Records excerpted from a collection
__________________________________________________

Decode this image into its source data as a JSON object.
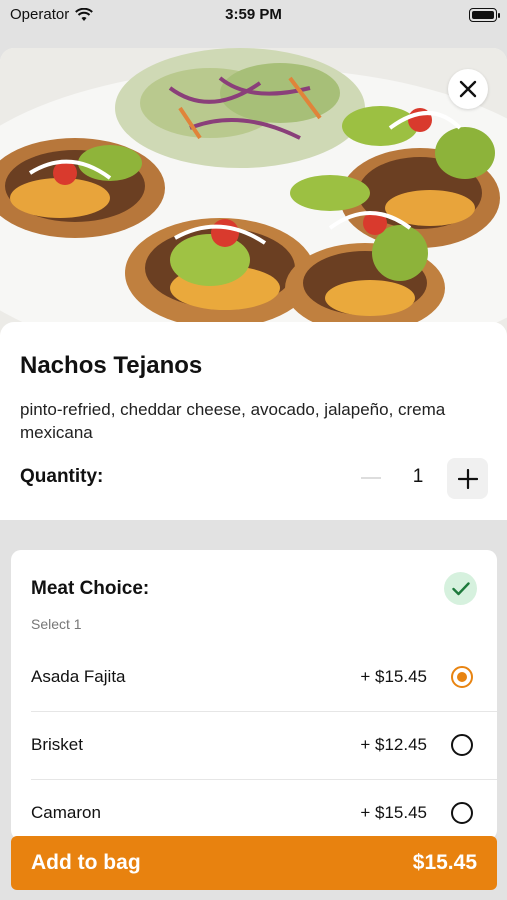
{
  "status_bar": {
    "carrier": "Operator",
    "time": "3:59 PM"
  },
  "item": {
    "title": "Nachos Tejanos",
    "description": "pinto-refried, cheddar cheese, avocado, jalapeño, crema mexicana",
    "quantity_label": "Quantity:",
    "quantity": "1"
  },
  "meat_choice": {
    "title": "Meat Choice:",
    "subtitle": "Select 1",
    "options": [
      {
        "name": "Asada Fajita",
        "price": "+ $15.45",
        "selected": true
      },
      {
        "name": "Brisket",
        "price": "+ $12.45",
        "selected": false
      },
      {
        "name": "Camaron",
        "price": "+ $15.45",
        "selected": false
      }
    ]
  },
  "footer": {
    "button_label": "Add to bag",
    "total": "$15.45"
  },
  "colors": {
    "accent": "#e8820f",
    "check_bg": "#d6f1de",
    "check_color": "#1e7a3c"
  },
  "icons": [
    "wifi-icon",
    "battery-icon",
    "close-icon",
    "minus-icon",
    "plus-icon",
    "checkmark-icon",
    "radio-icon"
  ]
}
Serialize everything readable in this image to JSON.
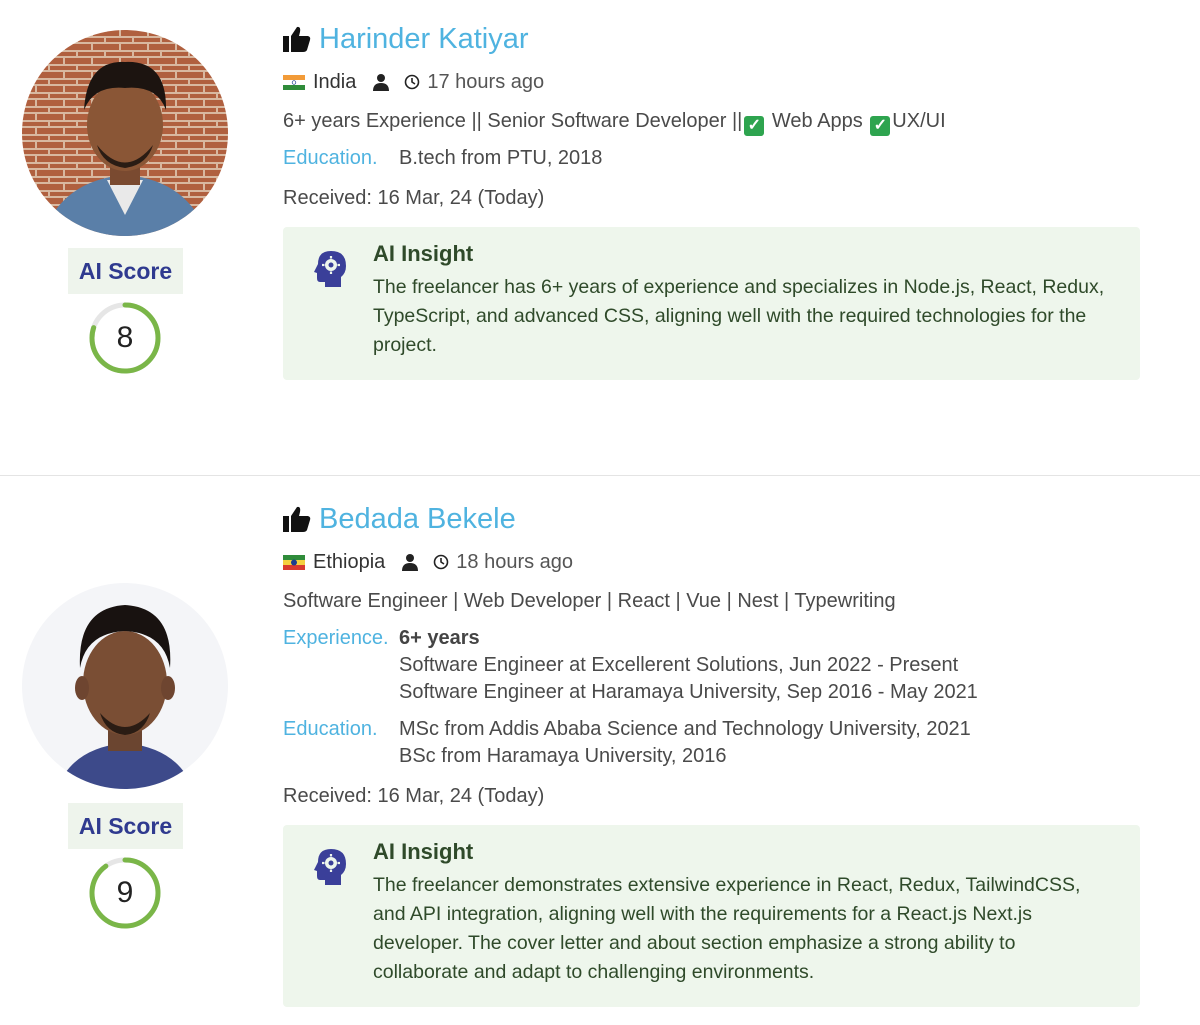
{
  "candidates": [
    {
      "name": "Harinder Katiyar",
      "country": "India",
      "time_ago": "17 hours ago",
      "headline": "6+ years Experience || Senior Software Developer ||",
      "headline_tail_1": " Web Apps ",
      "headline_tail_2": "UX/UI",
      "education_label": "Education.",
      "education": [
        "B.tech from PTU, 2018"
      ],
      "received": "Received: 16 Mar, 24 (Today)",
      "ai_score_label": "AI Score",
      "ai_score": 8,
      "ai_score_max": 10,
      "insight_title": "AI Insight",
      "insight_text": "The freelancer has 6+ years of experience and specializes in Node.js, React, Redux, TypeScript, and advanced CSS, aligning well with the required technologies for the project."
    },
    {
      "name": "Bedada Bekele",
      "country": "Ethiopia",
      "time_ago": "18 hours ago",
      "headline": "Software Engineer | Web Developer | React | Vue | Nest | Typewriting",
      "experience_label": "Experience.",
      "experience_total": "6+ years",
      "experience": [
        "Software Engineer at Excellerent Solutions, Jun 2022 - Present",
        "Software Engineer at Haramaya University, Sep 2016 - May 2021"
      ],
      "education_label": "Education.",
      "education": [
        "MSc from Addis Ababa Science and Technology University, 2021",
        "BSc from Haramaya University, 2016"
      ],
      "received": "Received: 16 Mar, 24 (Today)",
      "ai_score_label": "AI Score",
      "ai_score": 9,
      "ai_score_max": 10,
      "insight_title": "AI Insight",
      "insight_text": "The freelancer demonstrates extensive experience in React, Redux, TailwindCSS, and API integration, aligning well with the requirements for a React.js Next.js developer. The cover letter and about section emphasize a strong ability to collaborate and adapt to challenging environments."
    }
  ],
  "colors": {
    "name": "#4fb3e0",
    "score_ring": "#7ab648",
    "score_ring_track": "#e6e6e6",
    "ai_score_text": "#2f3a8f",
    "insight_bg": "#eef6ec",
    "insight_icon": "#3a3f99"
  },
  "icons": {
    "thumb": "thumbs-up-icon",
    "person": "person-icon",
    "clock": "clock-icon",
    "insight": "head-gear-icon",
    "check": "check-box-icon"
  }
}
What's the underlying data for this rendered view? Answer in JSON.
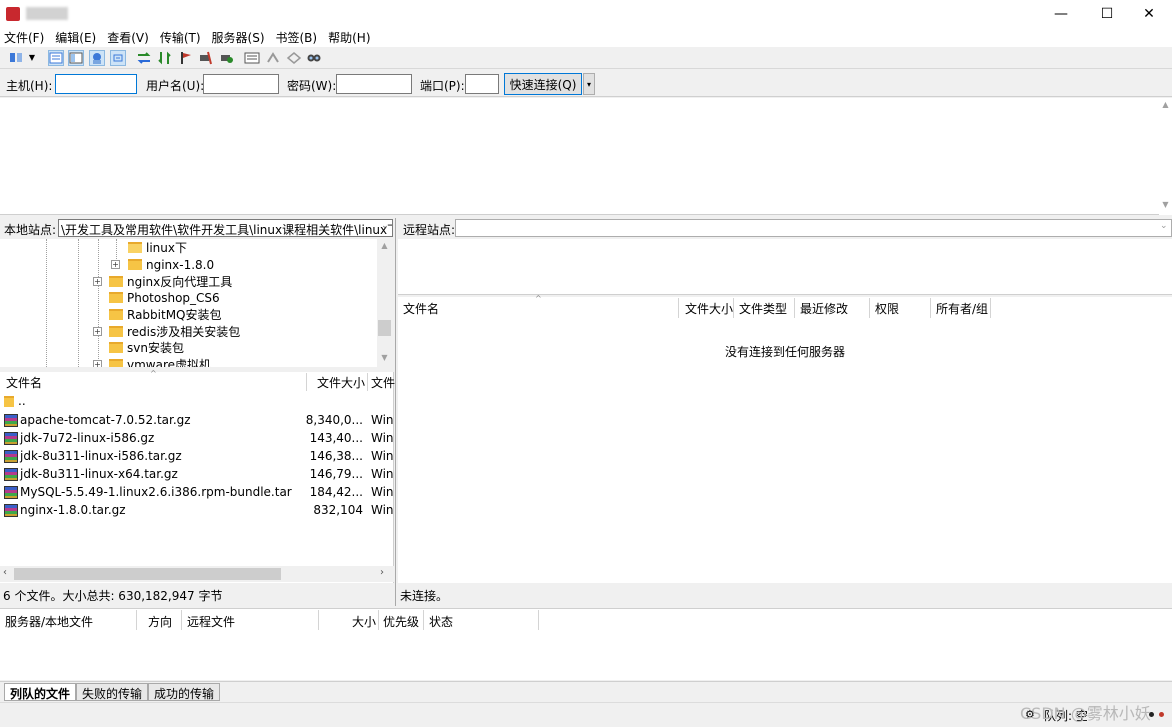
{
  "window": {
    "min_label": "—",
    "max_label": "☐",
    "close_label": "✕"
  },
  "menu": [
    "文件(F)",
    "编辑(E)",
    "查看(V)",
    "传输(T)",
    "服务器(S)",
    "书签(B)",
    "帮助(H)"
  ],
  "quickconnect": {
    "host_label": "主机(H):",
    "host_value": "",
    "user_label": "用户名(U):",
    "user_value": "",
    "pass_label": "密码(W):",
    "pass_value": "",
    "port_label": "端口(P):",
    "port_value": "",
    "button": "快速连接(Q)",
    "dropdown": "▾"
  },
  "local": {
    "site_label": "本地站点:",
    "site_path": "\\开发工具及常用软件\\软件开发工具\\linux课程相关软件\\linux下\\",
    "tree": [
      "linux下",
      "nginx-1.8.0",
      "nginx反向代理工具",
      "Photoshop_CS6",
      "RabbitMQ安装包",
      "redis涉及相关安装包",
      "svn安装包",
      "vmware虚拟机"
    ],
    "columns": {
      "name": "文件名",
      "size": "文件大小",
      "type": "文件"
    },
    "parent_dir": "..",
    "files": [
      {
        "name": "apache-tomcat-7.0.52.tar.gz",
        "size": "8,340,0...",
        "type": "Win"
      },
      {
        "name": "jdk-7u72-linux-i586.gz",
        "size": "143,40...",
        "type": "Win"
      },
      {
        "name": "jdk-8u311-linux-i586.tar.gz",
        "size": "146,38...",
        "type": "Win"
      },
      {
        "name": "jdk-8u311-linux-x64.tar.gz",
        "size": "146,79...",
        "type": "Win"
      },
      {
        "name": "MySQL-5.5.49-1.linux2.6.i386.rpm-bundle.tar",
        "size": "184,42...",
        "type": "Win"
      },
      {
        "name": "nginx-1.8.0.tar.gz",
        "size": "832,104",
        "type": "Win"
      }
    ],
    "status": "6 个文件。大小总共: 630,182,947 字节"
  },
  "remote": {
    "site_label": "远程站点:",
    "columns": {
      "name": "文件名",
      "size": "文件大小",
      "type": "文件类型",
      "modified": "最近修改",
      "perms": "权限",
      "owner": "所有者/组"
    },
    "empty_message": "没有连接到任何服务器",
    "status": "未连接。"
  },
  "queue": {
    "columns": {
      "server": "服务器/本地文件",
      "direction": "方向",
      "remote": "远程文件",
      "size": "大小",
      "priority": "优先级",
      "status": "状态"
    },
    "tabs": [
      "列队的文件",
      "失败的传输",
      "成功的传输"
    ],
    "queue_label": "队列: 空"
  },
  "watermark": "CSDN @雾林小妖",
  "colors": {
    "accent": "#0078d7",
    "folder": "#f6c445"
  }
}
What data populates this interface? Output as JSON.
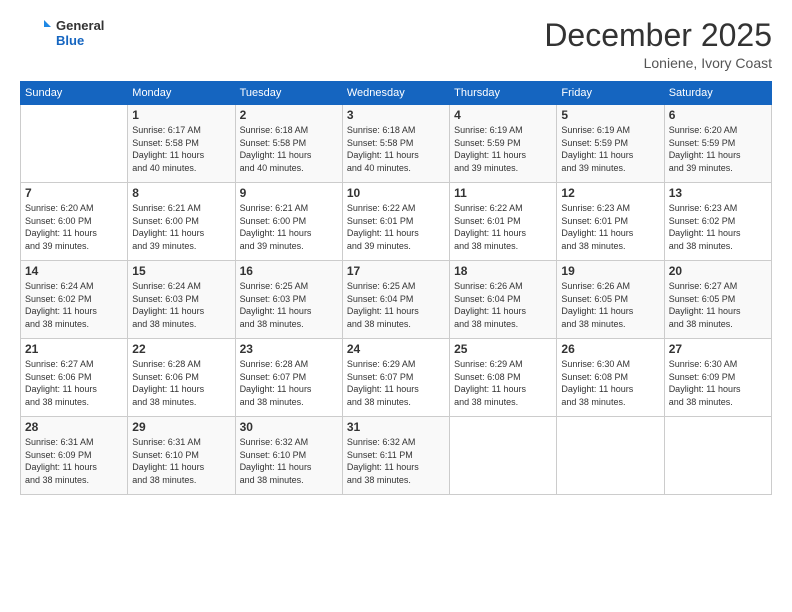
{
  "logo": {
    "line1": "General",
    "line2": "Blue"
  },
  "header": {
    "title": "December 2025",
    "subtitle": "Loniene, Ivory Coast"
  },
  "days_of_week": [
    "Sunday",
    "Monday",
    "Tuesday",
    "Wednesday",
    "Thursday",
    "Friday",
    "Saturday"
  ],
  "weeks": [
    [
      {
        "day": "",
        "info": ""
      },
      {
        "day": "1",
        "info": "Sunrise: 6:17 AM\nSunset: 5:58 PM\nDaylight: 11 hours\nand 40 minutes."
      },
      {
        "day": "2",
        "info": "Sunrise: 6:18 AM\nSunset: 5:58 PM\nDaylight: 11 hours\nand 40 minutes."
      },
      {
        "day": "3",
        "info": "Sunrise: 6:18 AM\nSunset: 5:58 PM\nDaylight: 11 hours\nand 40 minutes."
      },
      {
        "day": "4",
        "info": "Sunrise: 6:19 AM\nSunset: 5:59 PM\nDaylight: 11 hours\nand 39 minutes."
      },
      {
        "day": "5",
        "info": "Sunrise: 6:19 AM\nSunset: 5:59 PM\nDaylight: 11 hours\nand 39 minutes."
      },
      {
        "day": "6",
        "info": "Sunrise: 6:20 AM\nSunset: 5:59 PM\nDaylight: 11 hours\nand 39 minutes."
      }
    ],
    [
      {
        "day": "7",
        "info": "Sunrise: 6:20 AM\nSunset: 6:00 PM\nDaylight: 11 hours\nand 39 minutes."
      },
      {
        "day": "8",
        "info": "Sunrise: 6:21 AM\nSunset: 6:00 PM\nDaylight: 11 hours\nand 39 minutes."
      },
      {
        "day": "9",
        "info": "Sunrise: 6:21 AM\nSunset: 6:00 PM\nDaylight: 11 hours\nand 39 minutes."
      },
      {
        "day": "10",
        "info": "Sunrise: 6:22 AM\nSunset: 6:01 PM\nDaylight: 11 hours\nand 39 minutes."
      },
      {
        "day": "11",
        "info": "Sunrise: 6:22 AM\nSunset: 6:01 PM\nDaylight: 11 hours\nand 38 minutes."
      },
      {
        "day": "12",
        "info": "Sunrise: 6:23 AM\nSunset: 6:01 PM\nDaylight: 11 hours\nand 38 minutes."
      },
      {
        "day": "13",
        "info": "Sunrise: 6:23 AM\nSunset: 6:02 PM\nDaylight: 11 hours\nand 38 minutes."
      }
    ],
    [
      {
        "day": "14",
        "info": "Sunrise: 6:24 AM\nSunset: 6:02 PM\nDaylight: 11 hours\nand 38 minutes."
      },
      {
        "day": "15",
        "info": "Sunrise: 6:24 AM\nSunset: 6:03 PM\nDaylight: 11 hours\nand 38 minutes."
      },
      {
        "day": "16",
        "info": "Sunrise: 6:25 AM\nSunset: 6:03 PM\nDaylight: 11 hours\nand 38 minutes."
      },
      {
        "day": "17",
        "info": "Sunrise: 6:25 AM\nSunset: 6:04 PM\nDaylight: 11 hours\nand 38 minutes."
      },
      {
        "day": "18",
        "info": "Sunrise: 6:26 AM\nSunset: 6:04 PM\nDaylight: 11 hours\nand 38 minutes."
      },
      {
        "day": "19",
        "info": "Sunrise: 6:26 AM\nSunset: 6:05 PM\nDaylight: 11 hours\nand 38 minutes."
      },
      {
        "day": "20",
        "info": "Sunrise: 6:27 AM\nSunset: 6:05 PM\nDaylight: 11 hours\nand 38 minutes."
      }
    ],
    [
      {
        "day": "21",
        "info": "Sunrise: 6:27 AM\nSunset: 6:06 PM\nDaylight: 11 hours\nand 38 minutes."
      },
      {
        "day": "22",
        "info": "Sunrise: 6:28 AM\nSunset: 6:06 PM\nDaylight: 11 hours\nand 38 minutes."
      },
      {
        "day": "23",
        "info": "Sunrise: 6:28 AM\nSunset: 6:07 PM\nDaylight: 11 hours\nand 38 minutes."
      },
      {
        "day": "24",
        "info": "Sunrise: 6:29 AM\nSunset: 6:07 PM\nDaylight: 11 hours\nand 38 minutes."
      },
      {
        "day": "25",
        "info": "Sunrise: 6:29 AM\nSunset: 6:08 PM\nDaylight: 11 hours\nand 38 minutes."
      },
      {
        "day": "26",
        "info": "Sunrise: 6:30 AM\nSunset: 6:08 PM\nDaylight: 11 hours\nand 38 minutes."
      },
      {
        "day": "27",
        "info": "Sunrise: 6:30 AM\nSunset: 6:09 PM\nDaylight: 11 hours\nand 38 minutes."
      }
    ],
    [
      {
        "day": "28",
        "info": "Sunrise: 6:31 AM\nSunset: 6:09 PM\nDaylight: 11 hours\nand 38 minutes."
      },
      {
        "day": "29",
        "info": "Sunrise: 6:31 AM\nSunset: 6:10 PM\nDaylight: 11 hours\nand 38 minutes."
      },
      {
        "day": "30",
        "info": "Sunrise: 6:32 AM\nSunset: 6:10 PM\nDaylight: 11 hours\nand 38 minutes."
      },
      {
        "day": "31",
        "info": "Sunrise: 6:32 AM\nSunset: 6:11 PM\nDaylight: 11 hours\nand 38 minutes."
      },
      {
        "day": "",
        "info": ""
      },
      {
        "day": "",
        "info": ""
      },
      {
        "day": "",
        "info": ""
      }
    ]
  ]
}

__________________________________________________

EXERCISE AIM
Scan the lines for the string "What". Pick out every line that has it.

TASK SOLUTION
What's the underlying data for this rendered view? Answer in JSON.
What data populates this interface? Output as JSON.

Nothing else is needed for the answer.